Retype the material below. Keep every word exactly as it is.

start RECORDS FOR THE TASK

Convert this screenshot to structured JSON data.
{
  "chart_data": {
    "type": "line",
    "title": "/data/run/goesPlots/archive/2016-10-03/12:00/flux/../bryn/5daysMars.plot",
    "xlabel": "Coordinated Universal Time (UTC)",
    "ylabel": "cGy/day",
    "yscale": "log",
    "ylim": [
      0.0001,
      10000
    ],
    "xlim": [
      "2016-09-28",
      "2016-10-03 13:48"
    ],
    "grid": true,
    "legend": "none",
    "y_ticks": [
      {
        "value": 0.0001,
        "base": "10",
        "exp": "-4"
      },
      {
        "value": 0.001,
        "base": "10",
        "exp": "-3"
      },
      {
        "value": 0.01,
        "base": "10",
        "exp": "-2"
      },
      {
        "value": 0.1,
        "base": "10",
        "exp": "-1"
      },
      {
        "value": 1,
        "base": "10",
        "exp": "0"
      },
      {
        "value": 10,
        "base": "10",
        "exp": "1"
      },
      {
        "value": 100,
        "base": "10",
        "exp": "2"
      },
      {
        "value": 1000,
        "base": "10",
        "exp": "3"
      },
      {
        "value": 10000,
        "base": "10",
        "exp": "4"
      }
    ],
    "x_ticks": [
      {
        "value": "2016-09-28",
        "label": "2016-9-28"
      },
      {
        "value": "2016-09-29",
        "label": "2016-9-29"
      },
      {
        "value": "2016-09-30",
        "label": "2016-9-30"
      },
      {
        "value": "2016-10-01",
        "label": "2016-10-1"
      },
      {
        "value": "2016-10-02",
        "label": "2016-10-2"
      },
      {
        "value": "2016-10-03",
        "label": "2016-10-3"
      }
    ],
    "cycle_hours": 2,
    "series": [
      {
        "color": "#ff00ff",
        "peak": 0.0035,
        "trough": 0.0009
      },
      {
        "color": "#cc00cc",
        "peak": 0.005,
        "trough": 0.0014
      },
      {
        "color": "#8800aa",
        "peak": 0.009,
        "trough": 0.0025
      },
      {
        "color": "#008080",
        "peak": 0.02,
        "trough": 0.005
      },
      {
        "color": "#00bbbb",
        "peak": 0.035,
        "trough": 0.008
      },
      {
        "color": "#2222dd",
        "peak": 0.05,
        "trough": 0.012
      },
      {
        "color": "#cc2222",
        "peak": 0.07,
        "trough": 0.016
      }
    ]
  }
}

end RECORDS FOR THE TASK

ANSWER FOR THIS EXERCISE.
Convert this screenshot to structured JSON data.
{
  "chart_data": {
    "type": "line",
    "title": "/data/run/goesPlots/archive/2016-10-03/12:00/flux/../bryn/5daysMars.plot",
    "xlabel": "Coordinated Universal Time (UTC)",
    "ylabel": "cGy/day",
    "yscale": "log",
    "ylim": [
      0.0001,
      10000
    ],
    "xlim": [
      "2016-09-28",
      "2016-10-03 13:48"
    ],
    "grid": true,
    "legend": "none",
    "y_ticks": [
      {
        "value": 0.0001,
        "base": "10",
        "exp": "-4"
      },
      {
        "value": 0.001,
        "base": "10",
        "exp": "-3"
      },
      {
        "value": 0.01,
        "base": "10",
        "exp": "-2"
      },
      {
        "value": 0.1,
        "base": "10",
        "exp": "-1"
      },
      {
        "value": 1,
        "base": "10",
        "exp": "0"
      },
      {
        "value": 10,
        "base": "10",
        "exp": "1"
      },
      {
        "value": 100,
        "base": "10",
        "exp": "2"
      },
      {
        "value": 1000,
        "base": "10",
        "exp": "3"
      },
      {
        "value": 10000,
        "base": "10",
        "exp": "4"
      }
    ],
    "x_ticks": [
      {
        "value": "2016-09-28",
        "label": "2016-9-28"
      },
      {
        "value": "2016-09-29",
        "label": "2016-9-29"
      },
      {
        "value": "2016-09-30",
        "label": "2016-9-30"
      },
      {
        "value": "2016-10-01",
        "label": "2016-10-1"
      },
      {
        "value": "2016-10-02",
        "label": "2016-10-2"
      },
      {
        "value": "2016-10-03",
        "label": "2016-10-3"
      }
    ],
    "cycle_hours": 2,
    "series": [
      {
        "color": "#ff00ff",
        "peak": 0.0035,
        "trough": 0.0009
      },
      {
        "color": "#cc00cc",
        "peak": 0.005,
        "trough": 0.0014
      },
      {
        "color": "#8800aa",
        "peak": 0.009,
        "trough": 0.0025
      },
      {
        "color": "#008080",
        "peak": 0.02,
        "trough": 0.005
      },
      {
        "color": "#00bbbb",
        "peak": 0.035,
        "trough": 0.008
      },
      {
        "color": "#2222dd",
        "peak": 0.05,
        "trough": 0.012
      },
      {
        "color": "#cc2222",
        "peak": 0.07,
        "trough": 0.016
      }
    ]
  }
}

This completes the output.